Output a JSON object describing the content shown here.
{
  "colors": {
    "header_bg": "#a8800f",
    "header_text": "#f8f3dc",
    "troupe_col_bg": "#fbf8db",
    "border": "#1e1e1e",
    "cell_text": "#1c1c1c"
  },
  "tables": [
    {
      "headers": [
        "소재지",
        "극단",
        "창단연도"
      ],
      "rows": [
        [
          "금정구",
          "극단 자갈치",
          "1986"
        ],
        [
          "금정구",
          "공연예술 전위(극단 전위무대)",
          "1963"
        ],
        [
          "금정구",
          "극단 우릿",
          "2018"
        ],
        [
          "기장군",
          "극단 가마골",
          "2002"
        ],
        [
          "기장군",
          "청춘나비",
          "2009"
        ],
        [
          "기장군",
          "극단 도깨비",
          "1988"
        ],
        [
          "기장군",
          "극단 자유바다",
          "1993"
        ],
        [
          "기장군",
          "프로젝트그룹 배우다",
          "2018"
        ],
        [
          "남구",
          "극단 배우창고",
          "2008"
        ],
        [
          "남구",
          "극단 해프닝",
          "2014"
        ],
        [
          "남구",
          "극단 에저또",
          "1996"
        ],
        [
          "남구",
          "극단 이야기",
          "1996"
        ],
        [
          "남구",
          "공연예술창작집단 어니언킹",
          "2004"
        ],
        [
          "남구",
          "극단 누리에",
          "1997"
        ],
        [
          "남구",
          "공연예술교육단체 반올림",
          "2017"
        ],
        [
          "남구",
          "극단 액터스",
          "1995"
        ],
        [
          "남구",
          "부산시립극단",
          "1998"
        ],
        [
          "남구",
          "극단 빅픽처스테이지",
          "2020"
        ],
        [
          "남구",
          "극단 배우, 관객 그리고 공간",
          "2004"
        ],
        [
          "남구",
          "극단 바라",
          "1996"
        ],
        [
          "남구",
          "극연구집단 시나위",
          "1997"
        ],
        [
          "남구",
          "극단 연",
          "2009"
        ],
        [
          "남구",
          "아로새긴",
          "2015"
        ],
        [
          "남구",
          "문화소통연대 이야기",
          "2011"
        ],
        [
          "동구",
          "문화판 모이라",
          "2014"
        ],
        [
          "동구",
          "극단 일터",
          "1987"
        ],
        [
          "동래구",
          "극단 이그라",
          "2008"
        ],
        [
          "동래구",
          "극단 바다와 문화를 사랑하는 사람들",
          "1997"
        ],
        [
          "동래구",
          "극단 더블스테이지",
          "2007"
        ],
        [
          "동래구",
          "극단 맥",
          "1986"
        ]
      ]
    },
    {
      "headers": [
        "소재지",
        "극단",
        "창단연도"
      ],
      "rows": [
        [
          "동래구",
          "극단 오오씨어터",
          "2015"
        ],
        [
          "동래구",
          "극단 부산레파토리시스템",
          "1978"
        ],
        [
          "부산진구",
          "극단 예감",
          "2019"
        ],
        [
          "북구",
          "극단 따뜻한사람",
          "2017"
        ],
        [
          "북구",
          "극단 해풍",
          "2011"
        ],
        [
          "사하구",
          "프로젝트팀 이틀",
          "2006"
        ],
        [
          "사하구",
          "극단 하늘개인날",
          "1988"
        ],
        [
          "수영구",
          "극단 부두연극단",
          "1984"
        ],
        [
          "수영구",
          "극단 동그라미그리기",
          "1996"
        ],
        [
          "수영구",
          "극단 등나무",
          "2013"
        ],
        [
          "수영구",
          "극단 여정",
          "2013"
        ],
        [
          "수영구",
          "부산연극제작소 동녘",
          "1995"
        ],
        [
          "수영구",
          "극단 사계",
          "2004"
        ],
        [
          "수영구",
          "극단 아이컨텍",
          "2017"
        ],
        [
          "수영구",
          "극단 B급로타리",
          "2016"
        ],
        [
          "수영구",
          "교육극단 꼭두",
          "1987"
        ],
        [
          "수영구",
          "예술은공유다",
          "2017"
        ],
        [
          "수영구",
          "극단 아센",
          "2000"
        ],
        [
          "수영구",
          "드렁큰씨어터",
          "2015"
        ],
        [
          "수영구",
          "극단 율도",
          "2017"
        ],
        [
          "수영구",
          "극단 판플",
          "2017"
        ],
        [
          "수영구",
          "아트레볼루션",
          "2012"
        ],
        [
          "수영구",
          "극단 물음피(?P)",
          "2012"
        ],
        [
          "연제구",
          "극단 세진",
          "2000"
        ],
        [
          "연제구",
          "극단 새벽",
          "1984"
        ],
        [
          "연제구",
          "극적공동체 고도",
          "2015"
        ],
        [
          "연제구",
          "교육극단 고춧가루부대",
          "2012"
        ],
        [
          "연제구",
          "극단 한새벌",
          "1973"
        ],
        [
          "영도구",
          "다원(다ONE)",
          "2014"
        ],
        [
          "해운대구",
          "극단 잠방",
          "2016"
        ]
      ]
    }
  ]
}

__WHAT IS ASKED__: Give the data again, exactly as it stands.

__OUTPUT FOR THIS TASK__:
Output a JSON object describing the content shown here.
{
  "colors": {
    "header_bg": "#a8800f",
    "header_text": "#f8f3dc",
    "troupe_col_bg": "#fbf8db",
    "border": "#1e1e1e",
    "cell_text": "#1c1c1c"
  },
  "tables": [
    {
      "headers": [
        "소재지",
        "극단",
        "창단연도"
      ],
      "rows": [
        [
          "금정구",
          "극단 자갈치",
          "1986"
        ],
        [
          "금정구",
          "공연예술 전위(극단 전위무대)",
          "1963"
        ],
        [
          "금정구",
          "극단 우릿",
          "2018"
        ],
        [
          "기장군",
          "극단 가마골",
          "2002"
        ],
        [
          "기장군",
          "청춘나비",
          "2009"
        ],
        [
          "기장군",
          "극단 도깨비",
          "1988"
        ],
        [
          "기장군",
          "극단 자유바다",
          "1993"
        ],
        [
          "기장군",
          "프로젝트그룹 배우다",
          "2018"
        ],
        [
          "남구",
          "극단 배우창고",
          "2008"
        ],
        [
          "남구",
          "극단 해프닝",
          "2014"
        ],
        [
          "남구",
          "극단 에저또",
          "1996"
        ],
        [
          "남구",
          "극단 이야기",
          "1996"
        ],
        [
          "남구",
          "공연예술창작집단 어니언킹",
          "2004"
        ],
        [
          "남구",
          "극단 누리에",
          "1997"
        ],
        [
          "남구",
          "공연예술교육단체 반올림",
          "2017"
        ],
        [
          "남구",
          "극단 액터스",
          "1995"
        ],
        [
          "남구",
          "부산시립극단",
          "1998"
        ],
        [
          "남구",
          "극단 빅픽처스테이지",
          "2020"
        ],
        [
          "남구",
          "극단 배우, 관객 그리고 공간",
          "2004"
        ],
        [
          "남구",
          "극단 바라",
          "1996"
        ],
        [
          "남구",
          "극연구집단 시나위",
          "1997"
        ],
        [
          "남구",
          "극단 연",
          "2009"
        ],
        [
          "남구",
          "아로새긴",
          "2015"
        ],
        [
          "남구",
          "문화소통연대 이야기",
          "2011"
        ],
        [
          "동구",
          "문화판 모이라",
          "2014"
        ],
        [
          "동구",
          "극단 일터",
          "1987"
        ],
        [
          "동래구",
          "극단 이그라",
          "2008"
        ],
        [
          "동래구",
          "극단 바다와 문화를 사랑하는 사람들",
          "1997"
        ],
        [
          "동래구",
          "극단 더블스테이지",
          "2007"
        ],
        [
          "동래구",
          "극단 맥",
          "1986"
        ]
      ]
    },
    {
      "headers": [
        "소재지",
        "극단",
        "창단연도"
      ],
      "rows": [
        [
          "동래구",
          "극단 오오씨어터",
          "2015"
        ],
        [
          "동래구",
          "극단 부산레파토리시스템",
          "1978"
        ],
        [
          "부산진구",
          "극단 예감",
          "2019"
        ],
        [
          "북구",
          "극단 따뜻한사람",
          "2017"
        ],
        [
          "북구",
          "극단 해풍",
          "2011"
        ],
        [
          "사하구",
          "프로젝트팀 이틀",
          "2006"
        ],
        [
          "사하구",
          "극단 하늘개인날",
          "1988"
        ],
        [
          "수영구",
          "극단 부두연극단",
          "1984"
        ],
        [
          "수영구",
          "극단 동그라미그리기",
          "1996"
        ],
        [
          "수영구",
          "극단 등나무",
          "2013"
        ],
        [
          "수영구",
          "극단 여정",
          "2013"
        ],
        [
          "수영구",
          "부산연극제작소 동녘",
          "1995"
        ],
        [
          "수영구",
          "극단 사계",
          "2004"
        ],
        [
          "수영구",
          "극단 아이컨텍",
          "2017"
        ],
        [
          "수영구",
          "극단 B급로타리",
          "2016"
        ],
        [
          "수영구",
          "교육극단 꼭두",
          "1987"
        ],
        [
          "수영구",
          "예술은공유다",
          "2017"
        ],
        [
          "수영구",
          "극단 아센",
          "2000"
        ],
        [
          "수영구",
          "드렁큰씨어터",
          "2015"
        ],
        [
          "수영구",
          "극단 율도",
          "2017"
        ],
        [
          "수영구",
          "극단 판플",
          "2017"
        ],
        [
          "수영구",
          "아트레볼루션",
          "2012"
        ],
        [
          "수영구",
          "극단 물음피(?P)",
          "2012"
        ],
        [
          "연제구",
          "극단 세진",
          "2000"
        ],
        [
          "연제구",
          "극단 새벽",
          "1984"
        ],
        [
          "연제구",
          "극적공동체 고도",
          "2015"
        ],
        [
          "연제구",
          "교육극단 고춧가루부대",
          "2012"
        ],
        [
          "연제구",
          "극단 한새벌",
          "1973"
        ],
        [
          "영도구",
          "다원(다ONE)",
          "2014"
        ],
        [
          "해운대구",
          "극단 잠방",
          "2016"
        ]
      ]
    }
  ]
}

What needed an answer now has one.